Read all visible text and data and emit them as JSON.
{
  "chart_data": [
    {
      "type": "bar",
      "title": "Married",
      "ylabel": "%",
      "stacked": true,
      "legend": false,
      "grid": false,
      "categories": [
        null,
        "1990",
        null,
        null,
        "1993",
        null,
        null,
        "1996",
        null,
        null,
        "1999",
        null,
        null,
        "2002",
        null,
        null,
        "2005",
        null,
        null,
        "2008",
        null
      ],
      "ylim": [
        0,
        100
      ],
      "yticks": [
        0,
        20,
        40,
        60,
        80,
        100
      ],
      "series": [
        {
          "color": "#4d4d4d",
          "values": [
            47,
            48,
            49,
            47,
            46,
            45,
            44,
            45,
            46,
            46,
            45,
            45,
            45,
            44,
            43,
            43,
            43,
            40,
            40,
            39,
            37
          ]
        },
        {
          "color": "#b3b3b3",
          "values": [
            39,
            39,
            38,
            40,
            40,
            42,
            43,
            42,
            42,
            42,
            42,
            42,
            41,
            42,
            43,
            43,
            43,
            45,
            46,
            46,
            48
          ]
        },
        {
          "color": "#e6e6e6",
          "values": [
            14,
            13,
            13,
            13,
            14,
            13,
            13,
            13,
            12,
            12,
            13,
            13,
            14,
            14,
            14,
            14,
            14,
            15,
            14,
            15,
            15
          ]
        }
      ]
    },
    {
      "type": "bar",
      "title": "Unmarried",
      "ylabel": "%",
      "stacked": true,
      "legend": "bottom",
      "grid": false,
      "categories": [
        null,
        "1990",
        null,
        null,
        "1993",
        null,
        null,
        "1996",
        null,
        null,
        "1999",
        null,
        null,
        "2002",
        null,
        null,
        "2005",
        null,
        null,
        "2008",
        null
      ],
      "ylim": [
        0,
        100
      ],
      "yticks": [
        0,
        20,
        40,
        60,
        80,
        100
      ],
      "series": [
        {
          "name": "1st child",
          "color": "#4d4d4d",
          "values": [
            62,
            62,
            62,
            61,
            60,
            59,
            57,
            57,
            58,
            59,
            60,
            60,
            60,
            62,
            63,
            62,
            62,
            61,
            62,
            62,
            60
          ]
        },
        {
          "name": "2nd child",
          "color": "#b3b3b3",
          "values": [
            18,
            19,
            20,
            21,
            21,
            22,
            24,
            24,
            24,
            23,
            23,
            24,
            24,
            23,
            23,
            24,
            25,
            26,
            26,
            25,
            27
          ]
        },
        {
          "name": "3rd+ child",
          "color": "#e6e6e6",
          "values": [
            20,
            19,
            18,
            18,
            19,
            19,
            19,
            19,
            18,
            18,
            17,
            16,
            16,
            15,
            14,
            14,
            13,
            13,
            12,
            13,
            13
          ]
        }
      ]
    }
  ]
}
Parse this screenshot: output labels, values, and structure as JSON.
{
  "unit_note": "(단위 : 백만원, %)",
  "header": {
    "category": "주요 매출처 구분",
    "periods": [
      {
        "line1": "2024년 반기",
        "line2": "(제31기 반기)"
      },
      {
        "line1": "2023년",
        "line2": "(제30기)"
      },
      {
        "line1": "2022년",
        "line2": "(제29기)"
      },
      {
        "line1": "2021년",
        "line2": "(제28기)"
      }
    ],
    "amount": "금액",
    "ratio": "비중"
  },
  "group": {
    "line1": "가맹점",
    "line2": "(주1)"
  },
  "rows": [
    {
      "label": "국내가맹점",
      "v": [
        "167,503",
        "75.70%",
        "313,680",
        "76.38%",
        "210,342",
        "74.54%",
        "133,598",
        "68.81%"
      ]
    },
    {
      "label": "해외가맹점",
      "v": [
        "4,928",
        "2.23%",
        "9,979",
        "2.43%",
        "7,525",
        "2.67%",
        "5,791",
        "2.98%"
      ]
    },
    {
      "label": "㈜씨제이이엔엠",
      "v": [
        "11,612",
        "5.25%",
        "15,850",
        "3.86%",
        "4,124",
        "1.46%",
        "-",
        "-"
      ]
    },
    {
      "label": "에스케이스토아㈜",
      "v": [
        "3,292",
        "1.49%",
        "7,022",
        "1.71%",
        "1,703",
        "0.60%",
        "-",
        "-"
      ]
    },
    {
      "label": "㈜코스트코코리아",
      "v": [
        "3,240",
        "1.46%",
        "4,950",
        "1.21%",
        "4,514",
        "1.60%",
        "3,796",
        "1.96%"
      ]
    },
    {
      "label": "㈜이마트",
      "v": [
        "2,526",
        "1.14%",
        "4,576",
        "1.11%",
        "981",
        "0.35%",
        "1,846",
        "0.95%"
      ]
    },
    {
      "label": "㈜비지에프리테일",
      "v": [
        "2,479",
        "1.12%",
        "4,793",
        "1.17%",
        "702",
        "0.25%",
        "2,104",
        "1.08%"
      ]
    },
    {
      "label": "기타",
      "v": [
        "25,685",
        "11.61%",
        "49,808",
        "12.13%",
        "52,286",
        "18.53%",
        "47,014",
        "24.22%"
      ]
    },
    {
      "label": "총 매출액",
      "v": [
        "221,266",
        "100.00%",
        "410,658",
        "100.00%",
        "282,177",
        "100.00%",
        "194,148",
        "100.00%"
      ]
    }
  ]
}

◆ Instructions to follow:
Provide an exact reproduction of all the entries shown above.

◆ Solution below:
Read all visible text and data and emit them as JSON.
{
  "chart_data": [
    {
      "type": "bar",
      "title": "Married",
      "ylabel": "%",
      "stacked": true,
      "legend": false,
      "grid": false,
      "categories": [
        null,
        "1990",
        null,
        null,
        "1993",
        null,
        null,
        "1996",
        null,
        null,
        "1999",
        null,
        null,
        "2002",
        null,
        null,
        "2005",
        null,
        null,
        "2008",
        null
      ],
      "ylim": [
        0,
        100
      ],
      "yticks": [
        0,
        20,
        40,
        60,
        80,
        100
      ],
      "series": [
        {
          "color": "#4d4d4d",
          "values": [
            47,
            48,
            49,
            47,
            46,
            45,
            44,
            45,
            46,
            46,
            45,
            45,
            45,
            44,
            43,
            43,
            43,
            40,
            40,
            39,
            37
          ]
        },
        {
          "color": "#b3b3b3",
          "values": [
            39,
            39,
            38,
            40,
            40,
            42,
            43,
            42,
            42,
            42,
            42,
            42,
            41,
            42,
            43,
            43,
            43,
            45,
            46,
            46,
            48
          ]
        },
        {
          "color": "#e6e6e6",
          "values": [
            14,
            13,
            13,
            13,
            14,
            13,
            13,
            13,
            12,
            12,
            13,
            13,
            14,
            14,
            14,
            14,
            14,
            15,
            14,
            15,
            15
          ]
        }
      ]
    },
    {
      "type": "bar",
      "title": "Unmarried",
      "ylabel": "%",
      "stacked": true,
      "legend": "bottom",
      "grid": false,
      "categories": [
        null,
        "1990",
        null,
        null,
        "1993",
        null,
        null,
        "1996",
        null,
        null,
        "1999",
        null,
        null,
        "2002",
        null,
        null,
        "2005",
        null,
        null,
        "2008",
        null
      ],
      "ylim": [
        0,
        100
      ],
      "yticks": [
        0,
        20,
        40,
        60,
        80,
        100
      ],
      "series": [
        {
          "name": "1st child",
          "color": "#4d4d4d",
          "values": [
            62,
            62,
            62,
            61,
            60,
            59,
            57,
            57,
            58,
            59,
            60,
            60,
            60,
            62,
            63,
            62,
            62,
            61,
            62,
            62,
            60
          ]
        },
        {
          "name": "2nd child",
          "color": "#b3b3b3",
          "values": [
            18,
            19,
            20,
            21,
            21,
            22,
            24,
            24,
            24,
            23,
            23,
            24,
            24,
            23,
            23,
            24,
            25,
            26,
            26,
            25,
            27
          ]
        },
        {
          "name": "3rd+ child",
          "color": "#e6e6e6",
          "values": [
            20,
            19,
            18,
            18,
            19,
            19,
            19,
            19,
            18,
            18,
            17,
            16,
            16,
            15,
            14,
            14,
            13,
            13,
            12,
            13,
            13
          ]
        }
      ]
    }
  ]
}
Parse this screenshot: output labels, values, and structure as JSON.
{
  "unit_note": "(단위 : 백만원, %)",
  "header": {
    "category": "주요 매출처 구분",
    "periods": [
      {
        "line1": "2024년 반기",
        "line2": "(제31기 반기)"
      },
      {
        "line1": "2023년",
        "line2": "(제30기)"
      },
      {
        "line1": "2022년",
        "line2": "(제29기)"
      },
      {
        "line1": "2021년",
        "line2": "(제28기)"
      }
    ],
    "amount": "금액",
    "ratio": "비중"
  },
  "group": {
    "line1": "가맹점",
    "line2": "(주1)"
  },
  "rows": [
    {
      "label": "국내가맹점",
      "v": [
        "167,503",
        "75.70%",
        "313,680",
        "76.38%",
        "210,342",
        "74.54%",
        "133,598",
        "68.81%"
      ]
    },
    {
      "label": "해외가맹점",
      "v": [
        "4,928",
        "2.23%",
        "9,979",
        "2.43%",
        "7,525",
        "2.67%",
        "5,791",
        "2.98%"
      ]
    },
    {
      "label": "㈜씨제이이엔엠",
      "v": [
        "11,612",
        "5.25%",
        "15,850",
        "3.86%",
        "4,124",
        "1.46%",
        "-",
        "-"
      ]
    },
    {
      "label": "에스케이스토아㈜",
      "v": [
        "3,292",
        "1.49%",
        "7,022",
        "1.71%",
        "1,703",
        "0.60%",
        "-",
        "-"
      ]
    },
    {
      "label": "㈜코스트코코리아",
      "v": [
        "3,240",
        "1.46%",
        "4,950",
        "1.21%",
        "4,514",
        "1.60%",
        "3,796",
        "1.96%"
      ]
    },
    {
      "label": "㈜이마트",
      "v": [
        "2,526",
        "1.14%",
        "4,576",
        "1.11%",
        "981",
        "0.35%",
        "1,846",
        "0.95%"
      ]
    },
    {
      "label": "㈜비지에프리테일",
      "v": [
        "2,479",
        "1.12%",
        "4,793",
        "1.17%",
        "702",
        "0.25%",
        "2,104",
        "1.08%"
      ]
    },
    {
      "label": "기타",
      "v": [
        "25,685",
        "11.61%",
        "49,808",
        "12.13%",
        "52,286",
        "18.53%",
        "47,014",
        "24.22%"
      ]
    },
    {
      "label": "총 매출액",
      "v": [
        "221,266",
        "100.00%",
        "410,658",
        "100.00%",
        "282,177",
        "100.00%",
        "194,148",
        "100.00%"
      ]
    }
  ]
}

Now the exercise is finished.